▸ Written instruction: Keep the pictures out and restate every record exactly.

▸ Raw records:
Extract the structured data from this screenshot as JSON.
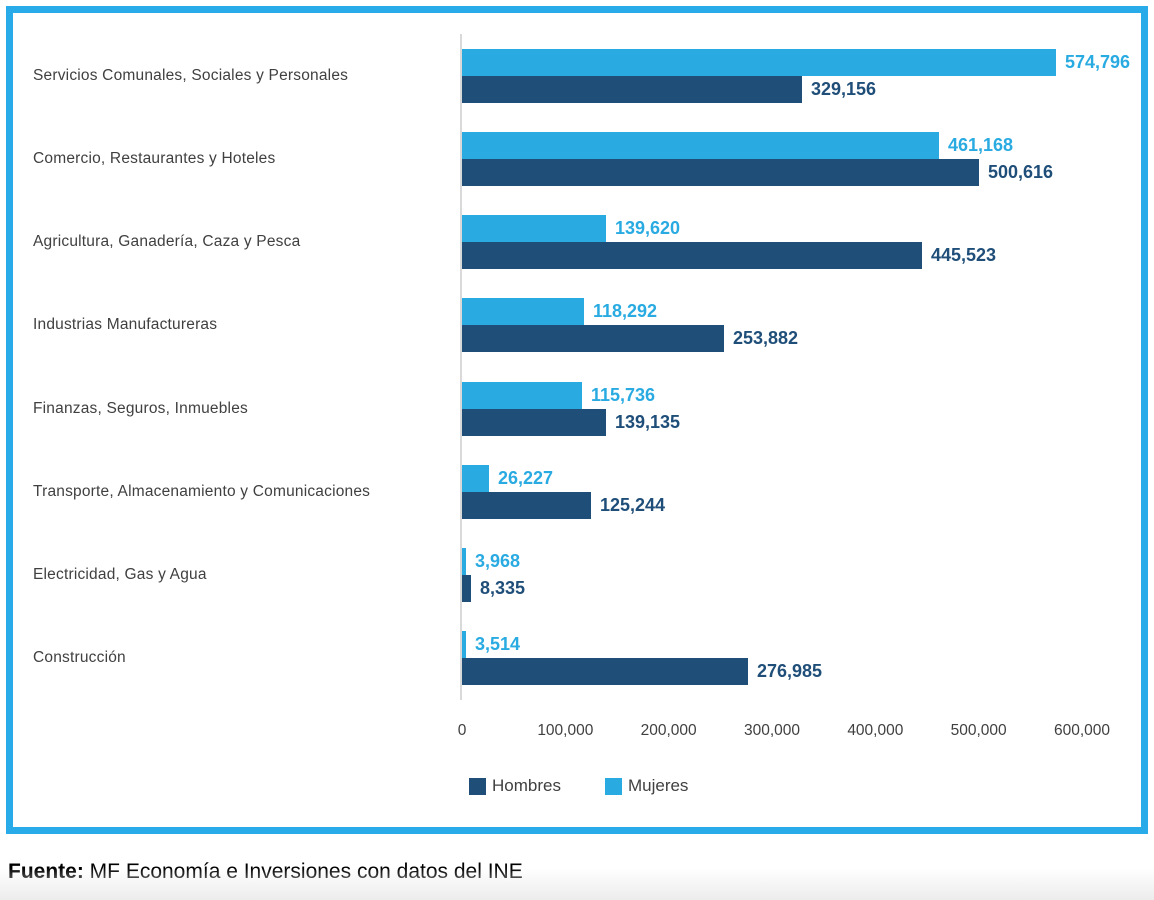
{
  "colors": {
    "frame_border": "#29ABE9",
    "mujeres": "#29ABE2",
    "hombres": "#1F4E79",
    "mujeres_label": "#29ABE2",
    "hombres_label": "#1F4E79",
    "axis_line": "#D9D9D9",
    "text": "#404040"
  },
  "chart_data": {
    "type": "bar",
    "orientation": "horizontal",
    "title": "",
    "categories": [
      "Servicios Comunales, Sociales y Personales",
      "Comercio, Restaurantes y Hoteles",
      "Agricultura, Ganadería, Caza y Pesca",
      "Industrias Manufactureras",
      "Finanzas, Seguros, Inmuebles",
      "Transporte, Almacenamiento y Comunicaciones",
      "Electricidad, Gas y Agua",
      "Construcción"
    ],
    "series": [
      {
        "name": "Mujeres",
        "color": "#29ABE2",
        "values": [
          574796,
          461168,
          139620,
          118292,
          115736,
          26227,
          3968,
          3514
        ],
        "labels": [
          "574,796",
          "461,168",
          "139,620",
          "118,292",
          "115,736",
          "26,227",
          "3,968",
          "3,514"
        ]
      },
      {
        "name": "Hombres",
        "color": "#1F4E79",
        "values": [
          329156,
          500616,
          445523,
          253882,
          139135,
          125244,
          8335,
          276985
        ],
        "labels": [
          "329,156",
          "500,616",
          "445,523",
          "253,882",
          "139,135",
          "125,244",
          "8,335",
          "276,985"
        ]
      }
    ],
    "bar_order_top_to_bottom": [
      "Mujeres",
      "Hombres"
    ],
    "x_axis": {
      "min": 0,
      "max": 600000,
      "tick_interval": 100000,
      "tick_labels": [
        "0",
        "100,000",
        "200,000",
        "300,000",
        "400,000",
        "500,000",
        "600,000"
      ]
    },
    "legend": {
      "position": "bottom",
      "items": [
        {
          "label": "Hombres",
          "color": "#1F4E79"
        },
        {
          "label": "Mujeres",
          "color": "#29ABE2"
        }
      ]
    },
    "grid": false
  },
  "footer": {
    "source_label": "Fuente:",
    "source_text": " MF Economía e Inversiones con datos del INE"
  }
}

▸ Task answer:
Extract the structured data from this screenshot as JSON.
{
  "colors": {
    "frame_border": "#29ABE9",
    "mujeres": "#29ABE2",
    "hombres": "#1F4E79",
    "mujeres_label": "#29ABE2",
    "hombres_label": "#1F4E79",
    "axis_line": "#D9D9D9",
    "text": "#404040"
  },
  "chart_data": {
    "type": "bar",
    "orientation": "horizontal",
    "title": "",
    "categories": [
      "Servicios Comunales, Sociales y Personales",
      "Comercio, Restaurantes y Hoteles",
      "Agricultura, Ganadería, Caza y Pesca",
      "Industrias Manufactureras",
      "Finanzas, Seguros, Inmuebles",
      "Transporte, Almacenamiento y Comunicaciones",
      "Electricidad, Gas y Agua",
      "Construcción"
    ],
    "series": [
      {
        "name": "Mujeres",
        "color": "#29ABE2",
        "values": [
          574796,
          461168,
          139620,
          118292,
          115736,
          26227,
          3968,
          3514
        ],
        "labels": [
          "574,796",
          "461,168",
          "139,620",
          "118,292",
          "115,736",
          "26,227",
          "3,968",
          "3,514"
        ]
      },
      {
        "name": "Hombres",
        "color": "#1F4E79",
        "values": [
          329156,
          500616,
          445523,
          253882,
          139135,
          125244,
          8335,
          276985
        ],
        "labels": [
          "329,156",
          "500,616",
          "445,523",
          "253,882",
          "139,135",
          "125,244",
          "8,335",
          "276,985"
        ]
      }
    ],
    "bar_order_top_to_bottom": [
      "Mujeres",
      "Hombres"
    ],
    "x_axis": {
      "min": 0,
      "max": 600000,
      "tick_interval": 100000,
      "tick_labels": [
        "0",
        "100,000",
        "200,000",
        "300,000",
        "400,000",
        "500,000",
        "600,000"
      ]
    },
    "legend": {
      "position": "bottom",
      "items": [
        {
          "label": "Hombres",
          "color": "#1F4E79"
        },
        {
          "label": "Mujeres",
          "color": "#29ABE2"
        }
      ]
    },
    "grid": false
  },
  "footer": {
    "source_label": "Fuente:",
    "source_text": " MF Economía e Inversiones con datos del INE"
  }
}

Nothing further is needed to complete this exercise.